**Information supplied**
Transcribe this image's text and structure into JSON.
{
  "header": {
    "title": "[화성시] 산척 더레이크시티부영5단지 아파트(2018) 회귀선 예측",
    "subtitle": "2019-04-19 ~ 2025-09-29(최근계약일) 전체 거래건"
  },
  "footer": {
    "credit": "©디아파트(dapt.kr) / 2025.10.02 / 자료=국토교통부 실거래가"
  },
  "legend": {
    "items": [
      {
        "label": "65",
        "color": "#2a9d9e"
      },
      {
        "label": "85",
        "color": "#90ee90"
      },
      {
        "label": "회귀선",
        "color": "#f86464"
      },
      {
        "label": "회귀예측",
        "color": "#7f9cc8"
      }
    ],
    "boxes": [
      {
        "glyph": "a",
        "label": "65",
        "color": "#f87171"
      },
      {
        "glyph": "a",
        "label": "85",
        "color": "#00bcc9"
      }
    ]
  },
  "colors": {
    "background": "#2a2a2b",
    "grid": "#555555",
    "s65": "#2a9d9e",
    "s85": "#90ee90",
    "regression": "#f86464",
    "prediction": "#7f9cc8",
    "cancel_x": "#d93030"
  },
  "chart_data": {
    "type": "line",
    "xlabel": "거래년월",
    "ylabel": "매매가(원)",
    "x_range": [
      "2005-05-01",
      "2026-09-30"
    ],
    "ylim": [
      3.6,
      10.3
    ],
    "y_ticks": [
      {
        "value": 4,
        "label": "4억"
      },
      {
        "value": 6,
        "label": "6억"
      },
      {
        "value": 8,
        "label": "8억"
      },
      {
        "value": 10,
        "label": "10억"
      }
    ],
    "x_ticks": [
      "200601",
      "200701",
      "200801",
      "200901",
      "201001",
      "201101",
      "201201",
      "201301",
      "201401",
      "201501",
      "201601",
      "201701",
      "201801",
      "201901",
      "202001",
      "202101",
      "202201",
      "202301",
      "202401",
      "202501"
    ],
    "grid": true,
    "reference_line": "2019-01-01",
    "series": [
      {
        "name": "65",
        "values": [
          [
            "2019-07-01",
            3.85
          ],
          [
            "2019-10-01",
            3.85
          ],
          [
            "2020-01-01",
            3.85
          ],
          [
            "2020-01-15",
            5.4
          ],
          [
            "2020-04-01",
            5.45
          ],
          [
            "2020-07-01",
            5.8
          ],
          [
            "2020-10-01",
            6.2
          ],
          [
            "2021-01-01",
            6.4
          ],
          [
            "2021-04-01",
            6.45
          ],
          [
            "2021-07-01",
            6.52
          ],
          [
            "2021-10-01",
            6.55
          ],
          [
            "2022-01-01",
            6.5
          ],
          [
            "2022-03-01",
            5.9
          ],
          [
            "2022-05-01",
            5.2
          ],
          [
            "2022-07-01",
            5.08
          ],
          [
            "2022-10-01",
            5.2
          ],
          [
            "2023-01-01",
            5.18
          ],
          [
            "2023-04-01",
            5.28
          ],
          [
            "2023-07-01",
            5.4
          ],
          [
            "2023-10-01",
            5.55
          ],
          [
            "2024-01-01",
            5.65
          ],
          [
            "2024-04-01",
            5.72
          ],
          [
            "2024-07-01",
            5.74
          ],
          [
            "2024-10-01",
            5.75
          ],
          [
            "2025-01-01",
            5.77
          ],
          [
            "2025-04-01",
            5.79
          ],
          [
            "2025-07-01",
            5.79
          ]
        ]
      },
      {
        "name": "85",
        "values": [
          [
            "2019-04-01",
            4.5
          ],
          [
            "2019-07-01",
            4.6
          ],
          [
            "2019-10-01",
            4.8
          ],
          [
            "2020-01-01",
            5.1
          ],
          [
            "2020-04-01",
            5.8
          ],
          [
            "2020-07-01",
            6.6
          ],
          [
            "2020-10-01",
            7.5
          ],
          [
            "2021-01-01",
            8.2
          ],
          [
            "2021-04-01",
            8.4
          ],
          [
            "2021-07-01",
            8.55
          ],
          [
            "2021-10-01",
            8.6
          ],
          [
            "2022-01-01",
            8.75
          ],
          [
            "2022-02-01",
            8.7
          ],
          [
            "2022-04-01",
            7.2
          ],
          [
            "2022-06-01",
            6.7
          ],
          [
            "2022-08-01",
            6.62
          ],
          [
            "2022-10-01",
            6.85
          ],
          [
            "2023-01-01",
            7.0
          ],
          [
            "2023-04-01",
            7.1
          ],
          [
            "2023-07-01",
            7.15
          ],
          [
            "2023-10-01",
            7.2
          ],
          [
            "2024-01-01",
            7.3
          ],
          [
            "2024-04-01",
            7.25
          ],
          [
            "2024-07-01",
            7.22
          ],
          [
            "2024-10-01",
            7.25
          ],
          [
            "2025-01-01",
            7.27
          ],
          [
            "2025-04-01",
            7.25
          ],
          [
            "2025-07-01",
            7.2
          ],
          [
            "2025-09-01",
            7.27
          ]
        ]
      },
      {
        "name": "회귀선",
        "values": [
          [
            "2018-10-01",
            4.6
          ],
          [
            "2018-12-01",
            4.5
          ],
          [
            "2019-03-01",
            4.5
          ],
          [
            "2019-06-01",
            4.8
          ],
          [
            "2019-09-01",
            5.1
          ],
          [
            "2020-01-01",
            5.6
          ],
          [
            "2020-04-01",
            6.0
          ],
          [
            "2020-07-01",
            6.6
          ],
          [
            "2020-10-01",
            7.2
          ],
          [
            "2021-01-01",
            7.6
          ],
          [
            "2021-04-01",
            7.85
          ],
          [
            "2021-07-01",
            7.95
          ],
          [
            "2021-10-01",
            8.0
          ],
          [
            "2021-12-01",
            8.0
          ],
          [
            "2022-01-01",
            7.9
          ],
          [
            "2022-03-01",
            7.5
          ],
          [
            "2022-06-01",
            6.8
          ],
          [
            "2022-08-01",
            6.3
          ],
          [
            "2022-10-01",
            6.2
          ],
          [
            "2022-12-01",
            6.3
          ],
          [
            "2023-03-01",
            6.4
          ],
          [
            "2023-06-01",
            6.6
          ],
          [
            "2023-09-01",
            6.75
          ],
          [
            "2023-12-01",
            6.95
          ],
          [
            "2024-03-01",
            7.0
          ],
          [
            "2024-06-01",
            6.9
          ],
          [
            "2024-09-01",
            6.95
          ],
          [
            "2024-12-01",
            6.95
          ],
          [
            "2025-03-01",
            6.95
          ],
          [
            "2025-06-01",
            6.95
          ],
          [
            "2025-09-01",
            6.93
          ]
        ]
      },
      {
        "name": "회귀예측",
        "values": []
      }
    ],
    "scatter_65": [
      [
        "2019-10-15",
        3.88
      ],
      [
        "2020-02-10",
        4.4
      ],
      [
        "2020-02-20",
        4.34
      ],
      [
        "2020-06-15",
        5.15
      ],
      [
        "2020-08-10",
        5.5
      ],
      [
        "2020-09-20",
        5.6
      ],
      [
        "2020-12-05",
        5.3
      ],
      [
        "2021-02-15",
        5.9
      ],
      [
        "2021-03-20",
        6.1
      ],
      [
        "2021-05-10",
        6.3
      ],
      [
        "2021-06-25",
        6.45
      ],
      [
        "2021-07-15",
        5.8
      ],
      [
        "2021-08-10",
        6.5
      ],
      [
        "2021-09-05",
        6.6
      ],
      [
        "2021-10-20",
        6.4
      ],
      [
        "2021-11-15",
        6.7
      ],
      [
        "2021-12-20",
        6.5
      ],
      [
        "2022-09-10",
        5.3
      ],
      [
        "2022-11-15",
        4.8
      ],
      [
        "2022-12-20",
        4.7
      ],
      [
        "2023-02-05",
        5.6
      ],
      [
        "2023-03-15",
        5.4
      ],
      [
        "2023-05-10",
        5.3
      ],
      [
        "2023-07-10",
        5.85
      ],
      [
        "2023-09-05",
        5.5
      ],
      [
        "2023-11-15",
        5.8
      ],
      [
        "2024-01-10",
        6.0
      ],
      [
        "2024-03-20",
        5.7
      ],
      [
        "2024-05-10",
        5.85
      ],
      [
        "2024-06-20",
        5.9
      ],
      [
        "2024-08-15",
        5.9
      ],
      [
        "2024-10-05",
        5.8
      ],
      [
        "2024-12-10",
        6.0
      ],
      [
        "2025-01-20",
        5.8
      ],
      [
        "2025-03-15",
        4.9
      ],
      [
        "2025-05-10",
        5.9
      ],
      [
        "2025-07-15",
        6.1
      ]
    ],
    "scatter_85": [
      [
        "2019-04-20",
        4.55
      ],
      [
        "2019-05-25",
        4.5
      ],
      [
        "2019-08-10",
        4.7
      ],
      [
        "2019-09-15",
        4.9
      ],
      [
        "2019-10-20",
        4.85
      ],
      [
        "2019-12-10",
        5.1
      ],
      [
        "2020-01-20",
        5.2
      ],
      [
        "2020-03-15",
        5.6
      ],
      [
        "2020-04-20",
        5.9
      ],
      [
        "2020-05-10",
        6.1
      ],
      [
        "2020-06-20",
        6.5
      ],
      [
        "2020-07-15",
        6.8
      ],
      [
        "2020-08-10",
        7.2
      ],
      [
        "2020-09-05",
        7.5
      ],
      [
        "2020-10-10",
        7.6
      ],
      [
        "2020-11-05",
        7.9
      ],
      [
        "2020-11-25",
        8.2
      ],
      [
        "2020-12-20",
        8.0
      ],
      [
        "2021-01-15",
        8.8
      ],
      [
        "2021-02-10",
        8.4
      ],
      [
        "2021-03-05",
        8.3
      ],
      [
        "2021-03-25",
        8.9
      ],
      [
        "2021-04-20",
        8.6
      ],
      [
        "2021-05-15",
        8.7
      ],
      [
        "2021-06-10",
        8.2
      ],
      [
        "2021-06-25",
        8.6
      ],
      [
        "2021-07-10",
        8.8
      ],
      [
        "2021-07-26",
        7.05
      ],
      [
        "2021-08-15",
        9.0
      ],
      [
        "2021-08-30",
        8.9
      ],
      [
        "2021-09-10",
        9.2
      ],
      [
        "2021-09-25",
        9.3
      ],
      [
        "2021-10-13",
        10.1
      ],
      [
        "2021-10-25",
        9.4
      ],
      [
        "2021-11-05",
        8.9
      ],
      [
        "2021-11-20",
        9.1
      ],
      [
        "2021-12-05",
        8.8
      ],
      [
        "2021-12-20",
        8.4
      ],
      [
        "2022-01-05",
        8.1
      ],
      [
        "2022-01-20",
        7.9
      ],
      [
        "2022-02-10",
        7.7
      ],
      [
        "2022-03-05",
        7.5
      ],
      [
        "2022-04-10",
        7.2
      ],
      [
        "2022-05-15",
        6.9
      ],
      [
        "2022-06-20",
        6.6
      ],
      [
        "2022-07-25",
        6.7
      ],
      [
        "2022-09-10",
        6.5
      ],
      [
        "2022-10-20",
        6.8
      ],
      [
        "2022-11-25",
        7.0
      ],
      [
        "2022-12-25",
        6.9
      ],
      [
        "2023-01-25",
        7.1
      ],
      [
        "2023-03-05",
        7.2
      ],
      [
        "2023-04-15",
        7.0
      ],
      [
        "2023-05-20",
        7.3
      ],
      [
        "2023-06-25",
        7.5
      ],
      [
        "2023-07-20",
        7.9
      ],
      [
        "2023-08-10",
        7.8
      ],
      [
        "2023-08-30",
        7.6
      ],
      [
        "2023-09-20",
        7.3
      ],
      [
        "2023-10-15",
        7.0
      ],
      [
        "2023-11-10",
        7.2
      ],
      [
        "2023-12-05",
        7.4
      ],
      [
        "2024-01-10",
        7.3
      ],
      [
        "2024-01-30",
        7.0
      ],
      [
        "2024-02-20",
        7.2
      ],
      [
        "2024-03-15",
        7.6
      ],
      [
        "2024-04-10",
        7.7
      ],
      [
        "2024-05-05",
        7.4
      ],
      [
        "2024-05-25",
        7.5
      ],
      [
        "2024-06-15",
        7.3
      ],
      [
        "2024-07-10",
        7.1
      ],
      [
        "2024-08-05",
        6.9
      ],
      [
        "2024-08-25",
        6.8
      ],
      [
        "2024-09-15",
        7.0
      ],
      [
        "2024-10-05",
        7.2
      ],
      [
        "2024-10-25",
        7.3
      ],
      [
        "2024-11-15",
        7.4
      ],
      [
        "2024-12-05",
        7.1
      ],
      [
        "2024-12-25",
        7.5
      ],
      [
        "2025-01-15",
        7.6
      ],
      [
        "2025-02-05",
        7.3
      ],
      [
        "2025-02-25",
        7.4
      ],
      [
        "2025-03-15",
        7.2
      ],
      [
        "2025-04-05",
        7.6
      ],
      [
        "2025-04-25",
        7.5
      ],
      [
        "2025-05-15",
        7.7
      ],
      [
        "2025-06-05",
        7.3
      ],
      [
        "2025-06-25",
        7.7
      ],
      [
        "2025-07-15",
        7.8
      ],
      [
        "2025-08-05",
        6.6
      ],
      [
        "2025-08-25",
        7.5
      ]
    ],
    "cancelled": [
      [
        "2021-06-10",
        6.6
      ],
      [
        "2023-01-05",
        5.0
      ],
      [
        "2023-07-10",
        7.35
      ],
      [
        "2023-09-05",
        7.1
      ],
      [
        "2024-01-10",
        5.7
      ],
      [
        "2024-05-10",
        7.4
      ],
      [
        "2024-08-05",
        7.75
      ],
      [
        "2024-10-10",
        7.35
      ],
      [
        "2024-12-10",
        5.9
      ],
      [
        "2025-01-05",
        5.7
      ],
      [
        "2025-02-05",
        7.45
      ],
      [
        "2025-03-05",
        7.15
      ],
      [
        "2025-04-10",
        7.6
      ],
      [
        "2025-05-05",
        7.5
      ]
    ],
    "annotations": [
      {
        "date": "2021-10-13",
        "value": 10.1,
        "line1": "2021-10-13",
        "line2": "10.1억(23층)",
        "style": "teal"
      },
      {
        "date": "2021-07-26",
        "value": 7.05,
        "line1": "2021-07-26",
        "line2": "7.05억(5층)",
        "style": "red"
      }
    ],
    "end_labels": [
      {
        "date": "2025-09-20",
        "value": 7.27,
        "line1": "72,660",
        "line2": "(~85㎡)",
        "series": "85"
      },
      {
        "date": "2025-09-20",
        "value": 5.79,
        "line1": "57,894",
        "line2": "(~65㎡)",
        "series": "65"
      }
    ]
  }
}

**Given problem**
Report every line in the data above in which the word "date" appears.

**Exercise result**
        "date": "2021-10-13",
        "date": "2021-07-26",
        "date": "2025-09-20",
        "date": "2025-09-20",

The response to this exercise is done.